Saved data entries
-- -- --
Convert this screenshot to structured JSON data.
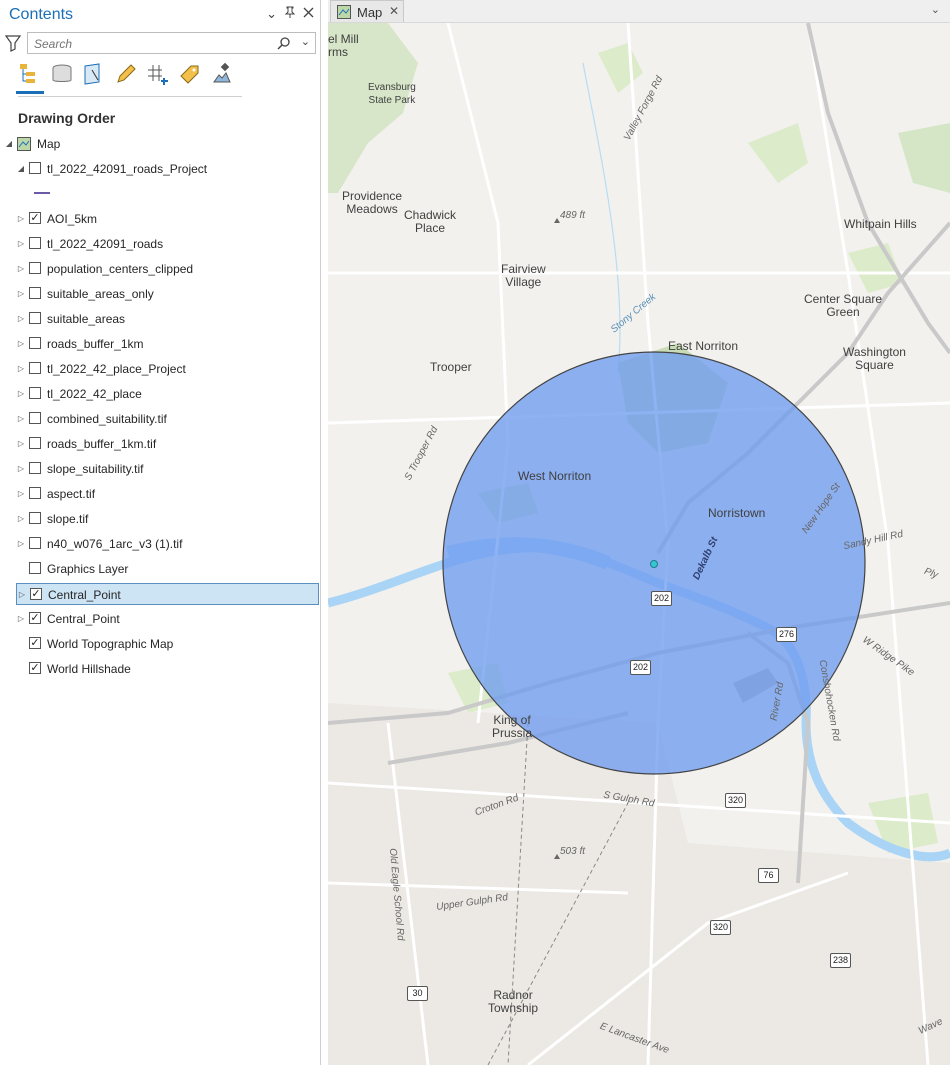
{
  "contents": {
    "title": "Contents",
    "search_placeholder": "Search",
    "section_title": "Drawing Order",
    "map_label": "Map",
    "layers": [
      {
        "name": "tl_2022_42091_roads_Project",
        "checked": false,
        "expanded": true
      },
      {
        "name": "AOI_5km",
        "checked": true,
        "expanded": false
      },
      {
        "name": "tl_2022_42091_roads",
        "checked": false,
        "expanded": false
      },
      {
        "name": "population_centers_clipped",
        "checked": false,
        "expanded": false
      },
      {
        "name": "suitable_areas_only",
        "checked": false,
        "expanded": false
      },
      {
        "name": "suitable_areas",
        "checked": false,
        "expanded": false
      },
      {
        "name": "roads_buffer_1km",
        "checked": false,
        "expanded": false
      },
      {
        "name": "tl_2022_42_place_Project",
        "checked": false,
        "expanded": false
      },
      {
        "name": "tl_2022_42_place",
        "checked": false,
        "expanded": false
      },
      {
        "name": "combined_suitability.tif",
        "checked": false,
        "expanded": false
      },
      {
        "name": "roads_buffer_1km.tif",
        "checked": false,
        "expanded": false
      },
      {
        "name": "slope_suitability.tif",
        "checked": false,
        "expanded": false
      },
      {
        "name": "aspect.tif",
        "checked": false,
        "expanded": false
      },
      {
        "name": "slope.tif",
        "checked": false,
        "expanded": false
      },
      {
        "name": "n40_w076_1arc_v3 (1).tif",
        "checked": false,
        "expanded": false
      },
      {
        "name": "Graphics Layer",
        "checked": false,
        "expanded": null
      },
      {
        "name": "Central_Point",
        "checked": true,
        "expanded": false,
        "selected": true
      },
      {
        "name": "Central_Point",
        "checked": true,
        "expanded": false
      },
      {
        "name": "World Topographic Map",
        "checked": true,
        "expanded": null
      },
      {
        "name": "World Hillshade",
        "checked": true,
        "expanded": null
      }
    ]
  },
  "map_tab": {
    "label": "Map"
  },
  "map": {
    "places": {
      "mill": "el Mill\nrms",
      "evansburg": "Evansburg\nState Park",
      "providence": "Providence\nMeadows",
      "chadwick": "Chadwick\nPlace",
      "whitpain": "Whitpain Hills",
      "fairview": "Fairview\nVillage",
      "center_square": "Center Square\nGreen",
      "east_norriton": "East Norriton",
      "washington": "Washington\nSquare",
      "trooper": "Trooper",
      "west_norriton": "West Norriton",
      "norristown": "Norristown",
      "king_prussia": "King of\nPrussia",
      "radnor": "Radnor\nTownship"
    },
    "roads": {
      "valley_forge": "Valley Forge Rd",
      "stony_creek": "Stony Creek",
      "s_trooper": "S Trooper Rd",
      "new_hope": "New Hope St",
      "sandy_hill": "Sandy Hill Rd",
      "ply": "Ply",
      "dekalb": "Dekalb St",
      "w_ridge": "W Ridge Pike",
      "conshohocken": "Conshohocken Rd",
      "river": "River Rd",
      "croton": "Croton Rd",
      "s_gulph": "S Gulph Rd",
      "old_eagle": "Old Eagle School Rd",
      "upper_gulph": "Upper Gulph Rd",
      "e_lancaster": "E Lancaster Ave",
      "wave": "Wave"
    },
    "elevations": {
      "e489": "489 ft",
      "e503": "503 ft"
    },
    "shields": {
      "s202a": "202",
      "s202b": "202",
      "s276": "276",
      "s320a": "320",
      "s320b": "320",
      "s76": "76",
      "s238": "238",
      "s30": "30"
    },
    "colors": {
      "aoi_fill": "#6f9cf0",
      "aoi_stroke": "#444444",
      "river": "#a9d4f5",
      "park": "#cfe3c1"
    }
  }
}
-- -- --
PROBLEM:
All of the data above should be quoted exactly, except for the pictures.

FULL OUTPUT:
Convert this screenshot to structured JSON data.
{
  "contents": {
    "title": "Contents",
    "search_placeholder": "Search",
    "section_title": "Drawing Order",
    "map_label": "Map",
    "layers": [
      {
        "name": "tl_2022_42091_roads_Project",
        "checked": false,
        "expanded": true
      },
      {
        "name": "AOI_5km",
        "checked": true,
        "expanded": false
      },
      {
        "name": "tl_2022_42091_roads",
        "checked": false,
        "expanded": false
      },
      {
        "name": "population_centers_clipped",
        "checked": false,
        "expanded": false
      },
      {
        "name": "suitable_areas_only",
        "checked": false,
        "expanded": false
      },
      {
        "name": "suitable_areas",
        "checked": false,
        "expanded": false
      },
      {
        "name": "roads_buffer_1km",
        "checked": false,
        "expanded": false
      },
      {
        "name": "tl_2022_42_place_Project",
        "checked": false,
        "expanded": false
      },
      {
        "name": "tl_2022_42_place",
        "checked": false,
        "expanded": false
      },
      {
        "name": "combined_suitability.tif",
        "checked": false,
        "expanded": false
      },
      {
        "name": "roads_buffer_1km.tif",
        "checked": false,
        "expanded": false
      },
      {
        "name": "slope_suitability.tif",
        "checked": false,
        "expanded": false
      },
      {
        "name": "aspect.tif",
        "checked": false,
        "expanded": false
      },
      {
        "name": "slope.tif",
        "checked": false,
        "expanded": false
      },
      {
        "name": "n40_w076_1arc_v3 (1).tif",
        "checked": false,
        "expanded": false
      },
      {
        "name": "Graphics Layer",
        "checked": false,
        "expanded": null
      },
      {
        "name": "Central_Point",
        "checked": true,
        "expanded": false,
        "selected": true
      },
      {
        "name": "Central_Point",
        "checked": true,
        "expanded": false
      },
      {
        "name": "World Topographic Map",
        "checked": true,
        "expanded": null
      },
      {
        "name": "World Hillshade",
        "checked": true,
        "expanded": null
      }
    ]
  },
  "map_tab": {
    "label": "Map"
  },
  "map": {
    "places": {
      "mill": "el Mill\nrms",
      "evansburg": "Evansburg\nState Park",
      "providence": "Providence\nMeadows",
      "chadwick": "Chadwick\nPlace",
      "whitpain": "Whitpain Hills",
      "fairview": "Fairview\nVillage",
      "center_square": "Center Square\nGreen",
      "east_norriton": "East Norriton",
      "washington": "Washington\nSquare",
      "trooper": "Trooper",
      "west_norriton": "West Norriton",
      "norristown": "Norristown",
      "king_prussia": "King of\nPrussia",
      "radnor": "Radnor\nTownship"
    },
    "roads": {
      "valley_forge": "Valley Forge Rd",
      "stony_creek": "Stony Creek",
      "s_trooper": "S Trooper Rd",
      "new_hope": "New Hope St",
      "sandy_hill": "Sandy Hill Rd",
      "ply": "Ply",
      "dekalb": "Dekalb St",
      "w_ridge": "W Ridge Pike",
      "conshohocken": "Conshohocken Rd",
      "river": "River Rd",
      "croton": "Croton Rd",
      "s_gulph": "S Gulph Rd",
      "old_eagle": "Old Eagle School Rd",
      "upper_gulph": "Upper Gulph Rd",
      "e_lancaster": "E Lancaster Ave",
      "wave": "Wave"
    },
    "elevations": {
      "e489": "489 ft",
      "e503": "503 ft"
    },
    "shields": {
      "s202a": "202",
      "s202b": "202",
      "s276": "276",
      "s320a": "320",
      "s320b": "320",
      "s76": "76",
      "s238": "238",
      "s30": "30"
    },
    "colors": {
      "aoi_fill": "#6f9cf0",
      "aoi_stroke": "#444444",
      "river": "#a9d4f5",
      "park": "#cfe3c1"
    }
  }
}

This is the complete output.